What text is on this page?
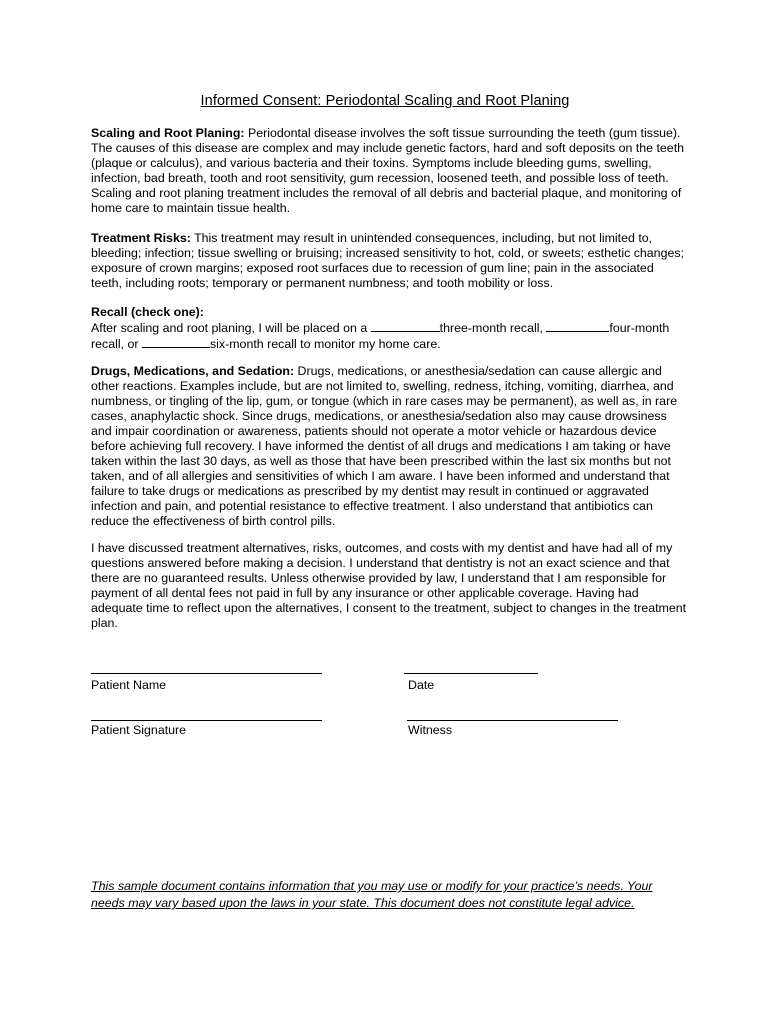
Informed Consent: Periodontal Scaling and Root Planing

Scaling and Root Planing: Periodontal disease involves the soft tissue surrounding the teeth (gum tissue). The causes of this disease are complex and may include genetic factors, hard and soft deposits on the teeth (plaque or calculus), and various bacteria and their toxins. Symptoms include bleeding gums, swelling, infection, bad breath, tooth and root sensitivity, gum recession, loosened teeth, and possible loss of teeth. Scaling and root planing treatment includes the removal of all debris and bacterial plaque, and monitoring of home care to maintain tissue health.

Treatment Risks: This treatment may result in unintended consequences, including, but not limited to, bleeding; infection; tissue swelling or bruising; increased sensitivity to hot, cold, or sweets; esthetic changes; exposure of crown margins; exposed root surfaces due to recession of gum line; pain in the associated teeth, including roots; temporary or permanent numbness; and tooth mobility or loss.

Recall (check one):
After scaling and root planing, I will be placed on a	three-month recall,	four-month recall, or	six-month recall to monitor my home care.

Drugs, Medications, and Sedation: Drugs, medications, or anesthesia/sedation can cause allergic and other reactions. Examples include, but are not limited to, swelling, redness, itching, vomiting, diarrhea, and numbness, or tingling of the lip, gum, or tongue (which in rare cases may be permanent), as well as, in rare cases, anaphylactic shock. Since drugs, medications, or anesthesia/sedation also may cause drowsiness and impair coordination or awareness, patients should not operate a motor vehicle or hazardous device before achieving full recovery. I have informed the dentist of all drugs and medications I am taking or have taken within the last 30 days, as well as those that have been prescribed within the last six months but not taken, and of all allergies and sensitivities of which I am aware. I have been informed and understand that failure to take drugs or medications as prescribed by my dentist may result in continued or aggravated infection and pain, and potential resistance to effective treatment. I also understand that antibiotics can reduce the effectiveness of birth control pills.

I have discussed treatment alternatives, risks, outcomes, and costs with my dentist and have had all of my questions answered before making a decision. I understand that dentistry is not an exact science and that there are no guaranteed results. Unless otherwise provided by law, I understand that I am responsible for payment of all dental fees not paid in full by any insurance or other applicable coverage. Having had adequate time to reflect upon the alternatives, I consent to the treatment, subject to changes in the treatment plan.

Patient Name	Date
Patient Signature	Witness

This sample document contains information that you may use or modify for your practice’s needs. Your needs may vary based upon the laws in your state. This document does not constitute legal advice.
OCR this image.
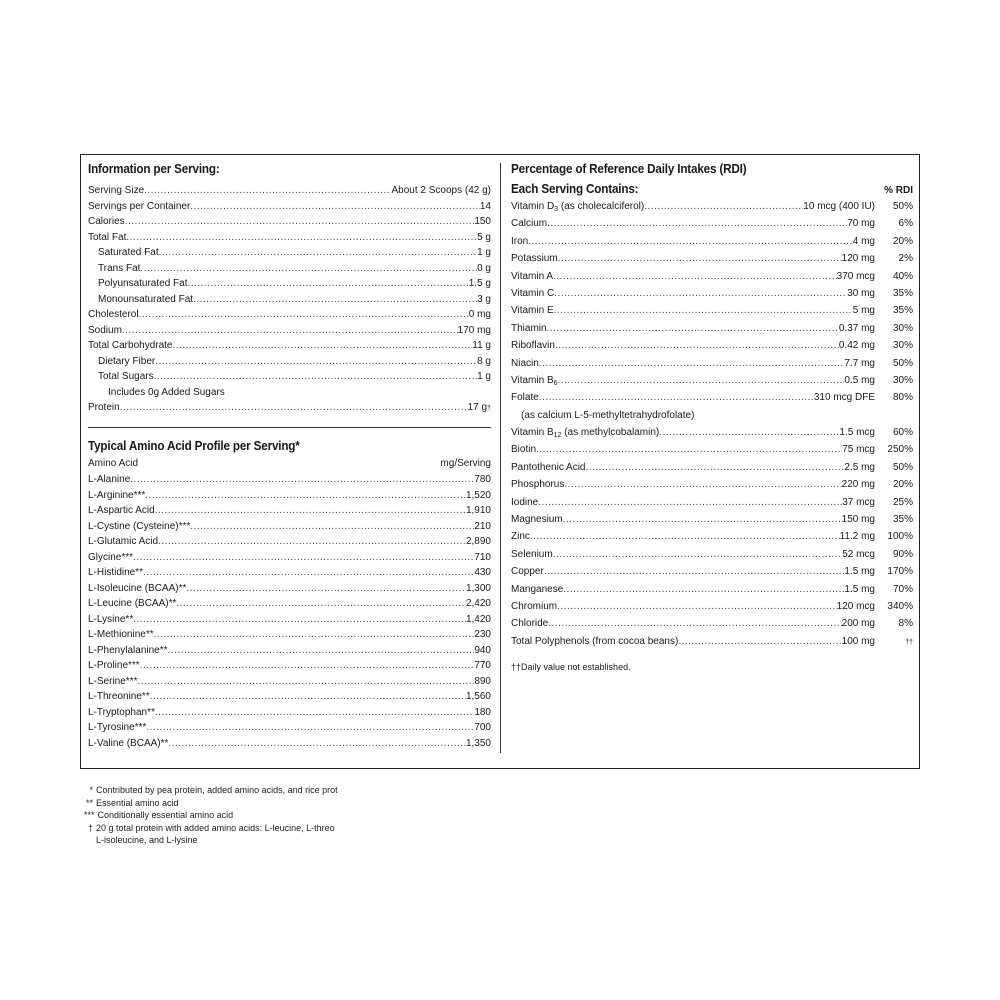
Information per Serving:
Serving Size .....	About 2 Scoops (42 g)
Servings per Container .....	14
Calories .....	150
Total Fat .....	5 g
Saturated Fat .....	1 g
Trans Fat .....	0 g
Polyunsaturated Fat .....	1.5 g
Monounsaturated Fat .....	3 g
Cholesterol .....	0 mg
Sodium .....	170 mg
Total Carbohydrate .....	11 g
Dietary Fiber .....	8 g
Total Sugars .....	1 g
Includes 0g Added Sugars
Protein .....	17 g †
Typical Amino Acid Profile per Serving*
Amino Acid	mg/Serving
L-Alanine .....	780
L-Arginine*** .....	1,520
L-Aspartic Acid .....	1,910
L-Cystine (Cysteine)*** .....	210
L-Glutamic Acid .....	2,890
Glycine*** .....	710
L-Histidine** .....	430
L-Isoleucine (BCAA)** .....	1,300
L-Leucine (BCAA)** .....	2,420
L-Lysine** .....	1,420
L-Methionine** .....	230
L-Phenylalanine** .....	940
L-Proline*** .....	770
L-Serine*** .....	890
L-Threonine** .....	1,560
L-Tryptophan** .....	180
L-Tyrosine*** .....	700
L-Valine (BCAA)** .....	1,350
Percentage of Reference Daily Intakes (RDI)
Each Serving Contains:	% RDI
Vitamin $D_3$ (as cholecalciferol) .....	10 mcg (400 IU)	50%
Calcium .....	70 mg	6%
Iron .....	4 mg	20%
Potassium .....	120 mg	2%
Vitamin A .....	370 mcg	40%
Vitamin C .....	30 mg	35%
Vitamin E .....	5 mg	35%
Thiamin .....	0.37 mg	30%
Riboflavin .....	0.42 mg	30%
Niacin .....	7.7 mg	50%
Vitamin $B_6$ .....	0.5 mg	30%
Folate .....	310 mcg DFE	80%
(as calcium L-5-methyltetrahydrofolate)
Vitamin $B_{12}$ (as methylcobalamin) .....	1.5 mcg	60%
Biotin .....	75 mcg	250%
Pantothenic Acid .....	2.5 mg	50%
Phosphorus .....	220 mg	20%
Iodine .....	37 mcg	25%
Magnesium .....	150 mg	35%
Zinc .....	11.2 mg	100%
Selenium .....	52 mcg	90%
Copper .....	1.5 mg	170%
Manganese .....	1.5 mg	70%
Chromium .....	120 mcg	340%
Chloride .....	200 mg	8%
Total Polyphenols (from cocoa beans) .....	100 mg	††
††Daily value not established.
* Contributed by pea protein, added amino acids, and rice prot
** Essential amino acid
*** Conditionally essential amino acid
† 20 g total protein with added amino acids: L-leucine, L-threo
L-isoleucine, and L-lysine
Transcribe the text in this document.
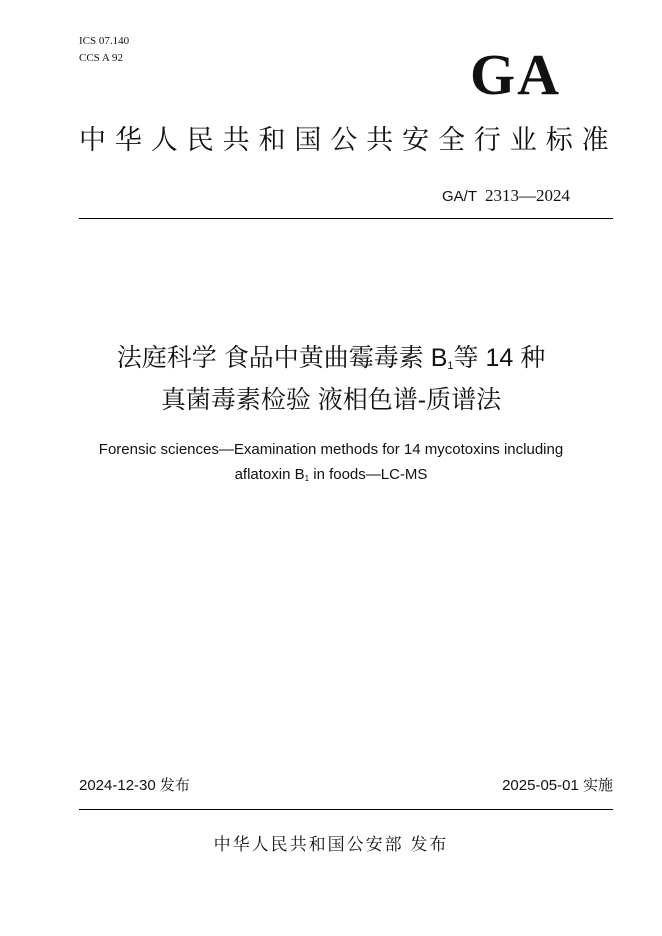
ICS 07.140
CCS A 92	GA
中华人民共和国公共安全行业标准
GA/T 2313—2024
法庭科学 食品中黄曲霉毒素 $B_1$等 14 种
真菌毒素检验 液相色谱-质谱法
Forensic sciences—Examination methods for 14 mycotoxins including
aflatoxin $B_1$ in foods—LC-MS
2024-12-30 发布	2025-05-01 实施
中华人民共和国公安部 发布
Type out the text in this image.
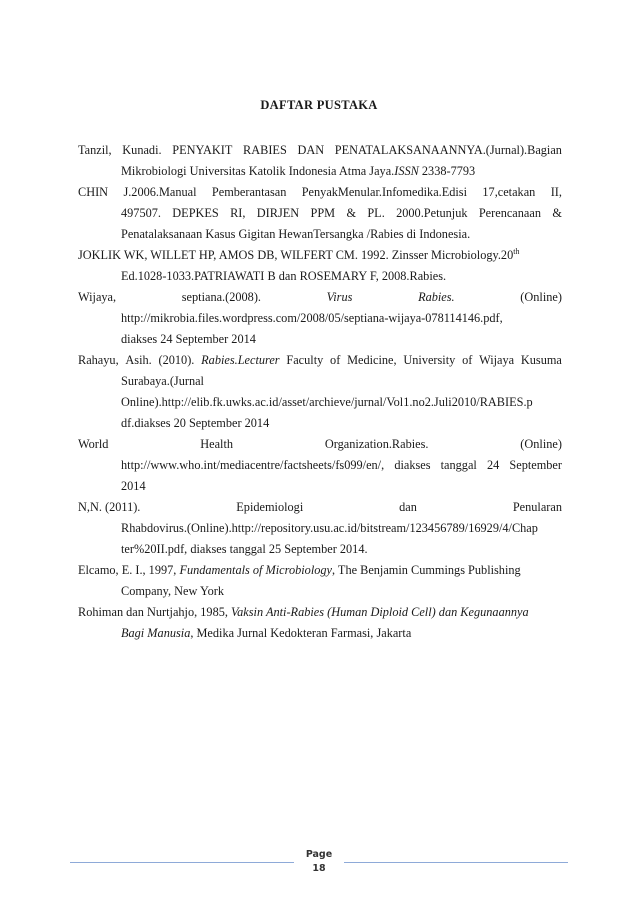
DAFTAR PUSTAKA
Tanzil, Kunadi. PENYAKIT RABIES DAN PENATALAKSANAANNYA.(Jurnal).Bagian
Mikrobiologi Universitas Katolik Indonesia Atma Jaya.ISSN 2338-7793
CHIN J.2006.Manual Pemberantasan PenyakMenular.Infomedika.Edisi 17,cetakan II,
497507. DEPKES RI, DIRJEN PPM & PL. 2000.Petunjuk Perencanaan &
Penatalaksanaan Kasus Gigitan HewanTersangka /Rabies di Indonesia.
JOKLIK WK, WILLET HP, AMOS DB, WILFERT CM. 1992. Zinsser Microbiology.20th
Ed.1028-1033.PATRIAWATI B dan ROSEMARY F, 2008.Rabies.
Wijaya,	septiana.(2008).	Virus	Rabies.	(Online)
http://mikrobia.files.wordpress.com/2008/05/septiana-wijaya-078114146.pdf,
diakses 24 September 2014
Rahayu, Asih. (2010). Rabies.Lecturer Faculty of Medicine, University of Wijaya Kusuma
Surabaya.(Jurnal
Online).http://elib.fk.uwks.ac.id/asset/archieve/jurnal/Vol1.no2.Juli2010/RABIES.p
df.diakses 20 September 2014
World	Health	Organization.Rabies.	(Online)
http://www.who.int/mediacentre/factsheets/fs099/en/, diakses tanggal 24 September
2014
N,N. (2011).	Epidemiologi	dan	Penularan
Rhabdovirus.(Online).http://repository.usu.ac.id/bitstream/123456789/16929/4/Chap
ter%20II.pdf, diakses tanggal 25 September 2014.
Elcamo, E. I., 1997, Fundamentals of Microbiology, The Benjamin Cummings Publishing
Company, New York
Rohiman dan Nurtjahjo, 1985, Vaksin Anti-Rabies (Human Diploid Cell) dan Kegunaannya
Bagi Manusia, Medika Jurnal Kedokteran Farmasi, Jakarta
Page
18
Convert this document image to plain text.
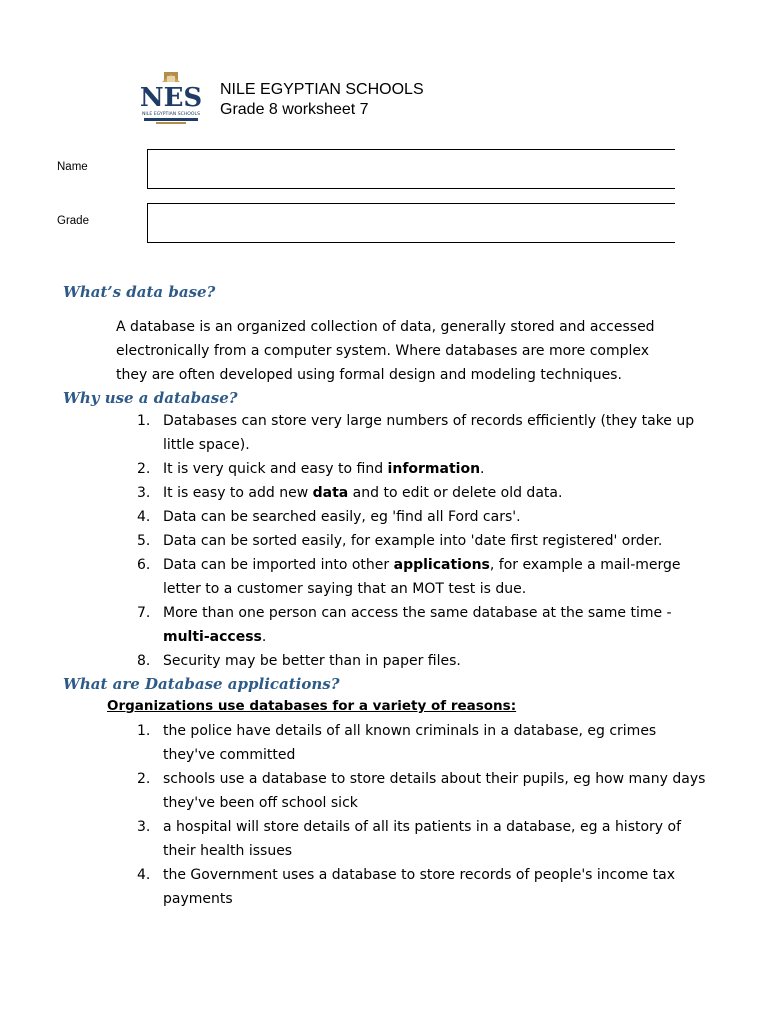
NES
NILE EGYPTIAN SCHOOLS
NILE EGYPTIAN SCHOOLS
Grade 8 worksheet 7
Name
Grade
What’s data base?
A database is an organized collection of data, generally stored and accessed electronically from a computer system. Where databases are more complex they are often developed using formal design and modeling techniques.
Why use a database?
1. Databases can store very large numbers of records efficiently (they take up little space).
2. It is very quick and easy to find information.
3. It is easy to add new data and to edit or delete old data.
4. Data can be searched easily, eg 'find all Ford cars'.
5. Data can be sorted easily, for example into 'date first registered' order.
6. Data can be imported into other applications, for example a mail-merge letter to a customer saying that an MOT test is due.
7. More than one person can access the same database at the same time - multi-access.
8. Security may be better than in paper files.
What are Database applications?
Organizations use databases for a variety of reasons:
1. the police have details of all known criminals in a database, eg crimes they've committed
2. schools use a database to store details about their pupils, eg how many days they've been off school sick
3. a hospital will store details of all its patients in a database, eg a history of their health issues
4. the Government uses a database to store records of people's income tax payments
-*-*-
> **Exercise description**
Across the preceding material, how many lines contain the word "document"? State the number alone.

> **Output for this exercise**
3